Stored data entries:
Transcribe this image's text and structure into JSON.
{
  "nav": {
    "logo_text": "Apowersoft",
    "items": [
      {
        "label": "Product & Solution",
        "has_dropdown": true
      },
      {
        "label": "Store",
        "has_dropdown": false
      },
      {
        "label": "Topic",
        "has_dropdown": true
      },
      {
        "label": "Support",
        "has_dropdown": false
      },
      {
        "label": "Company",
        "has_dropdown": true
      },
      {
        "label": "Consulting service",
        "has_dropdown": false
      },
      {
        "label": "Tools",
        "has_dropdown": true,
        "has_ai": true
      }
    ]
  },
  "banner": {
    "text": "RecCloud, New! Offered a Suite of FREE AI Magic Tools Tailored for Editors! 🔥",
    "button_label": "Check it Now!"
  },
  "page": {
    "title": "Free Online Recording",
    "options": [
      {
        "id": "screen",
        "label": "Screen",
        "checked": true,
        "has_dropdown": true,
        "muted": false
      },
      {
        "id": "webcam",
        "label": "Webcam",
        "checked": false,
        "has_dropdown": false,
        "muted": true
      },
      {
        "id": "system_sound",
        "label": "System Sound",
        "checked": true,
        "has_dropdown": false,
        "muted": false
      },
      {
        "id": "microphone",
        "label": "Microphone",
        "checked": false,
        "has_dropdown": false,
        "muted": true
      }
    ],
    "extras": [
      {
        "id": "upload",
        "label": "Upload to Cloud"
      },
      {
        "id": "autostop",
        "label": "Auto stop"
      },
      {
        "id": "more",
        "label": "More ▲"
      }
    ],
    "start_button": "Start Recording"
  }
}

(Written request): Nothing should be left out: return all of the records exactly.

(Finished answer):
Transcribe this image's text and structure into JSON.
{
  "nav": {
    "logo_text": "Apowersoft",
    "items": [
      {
        "label": "Product & Solution",
        "has_dropdown": true
      },
      {
        "label": "Store",
        "has_dropdown": false
      },
      {
        "label": "Topic",
        "has_dropdown": true
      },
      {
        "label": "Support",
        "has_dropdown": false
      },
      {
        "label": "Company",
        "has_dropdown": true
      },
      {
        "label": "Consulting service",
        "has_dropdown": false
      },
      {
        "label": "Tools",
        "has_dropdown": true,
        "has_ai": true
      }
    ]
  },
  "banner": {
    "text": "RecCloud, New! Offered a Suite of FREE AI Magic Tools Tailored for Editors! 🔥",
    "button_label": "Check it Now!"
  },
  "page": {
    "title": "Free Online Recording",
    "options": [
      {
        "id": "screen",
        "label": "Screen",
        "checked": true,
        "has_dropdown": true,
        "muted": false
      },
      {
        "id": "webcam",
        "label": "Webcam",
        "checked": false,
        "has_dropdown": false,
        "muted": true
      },
      {
        "id": "system_sound",
        "label": "System Sound",
        "checked": true,
        "has_dropdown": false,
        "muted": false
      },
      {
        "id": "microphone",
        "label": "Microphone",
        "checked": false,
        "has_dropdown": false,
        "muted": true
      }
    ],
    "extras": [
      {
        "id": "upload",
        "label": "Upload to Cloud"
      },
      {
        "id": "autostop",
        "label": "Auto stop"
      },
      {
        "id": "more",
        "label": "More ▲"
      }
    ],
    "start_button": "Start Recording"
  }
}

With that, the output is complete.